─── DATA SUPPLIED

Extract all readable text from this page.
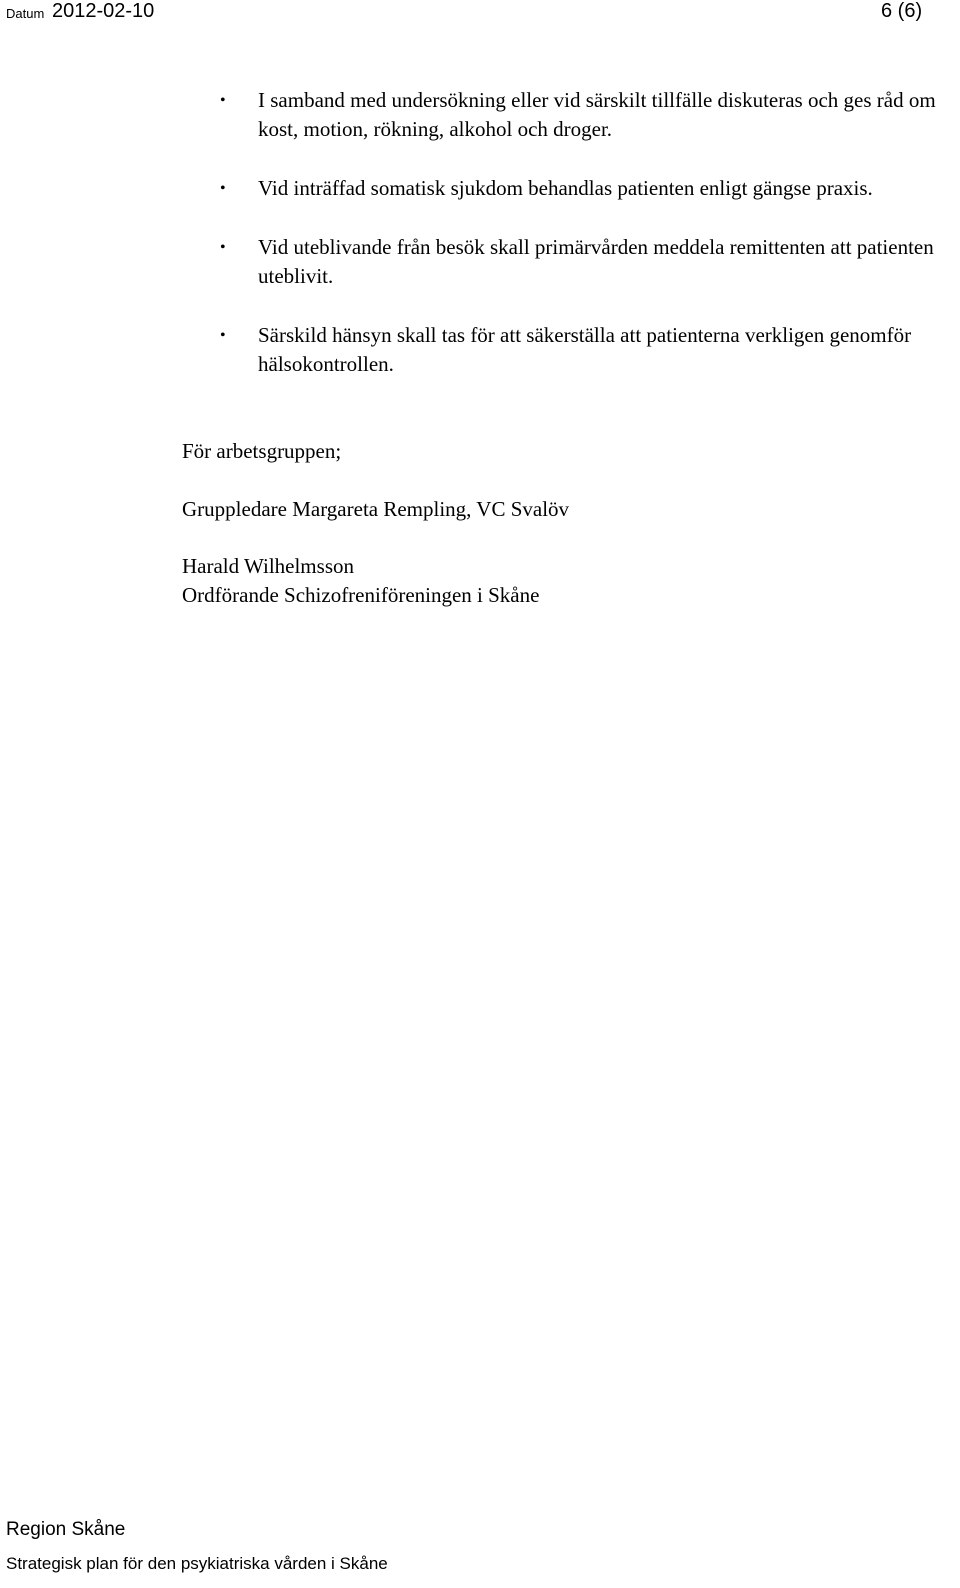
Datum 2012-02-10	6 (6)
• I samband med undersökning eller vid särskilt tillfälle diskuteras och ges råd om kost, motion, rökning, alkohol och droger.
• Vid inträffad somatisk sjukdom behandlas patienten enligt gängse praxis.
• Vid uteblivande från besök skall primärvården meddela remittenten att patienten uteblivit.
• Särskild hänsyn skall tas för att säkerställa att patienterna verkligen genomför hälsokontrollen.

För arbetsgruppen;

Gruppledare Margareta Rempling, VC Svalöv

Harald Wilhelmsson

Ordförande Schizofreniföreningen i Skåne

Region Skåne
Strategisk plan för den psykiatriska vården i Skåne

──────

*PROBLEM TO WORK ON*:
Each entry should be set down exactly, pictures excluded.

*EXERCISE SOLUTION*:
Extract all readable text from this page.
Datum 2012-02-10	6 (6)
• I samband med undersökning eller vid särskilt tillfälle diskuteras och ges råd om kost, motion, rökning, alkohol och droger.
• Vid inträffad somatisk sjukdom behandlas patienten enligt gängse praxis.
• Vid uteblivande från besök skall primärvården meddela remittenten att patienten uteblivit.
• Särskild hänsyn skall tas för att säkerställa att patienterna verkligen genomför hälsokontrollen.

För arbetsgruppen;

Gruppledare Margareta Rempling, VC Svalöv

Harald Wilhelmsson

Ordförande Schizofreniföreningen i Skåne

Region Skåne
Strategisk plan för den psykiatriska vården i Skåne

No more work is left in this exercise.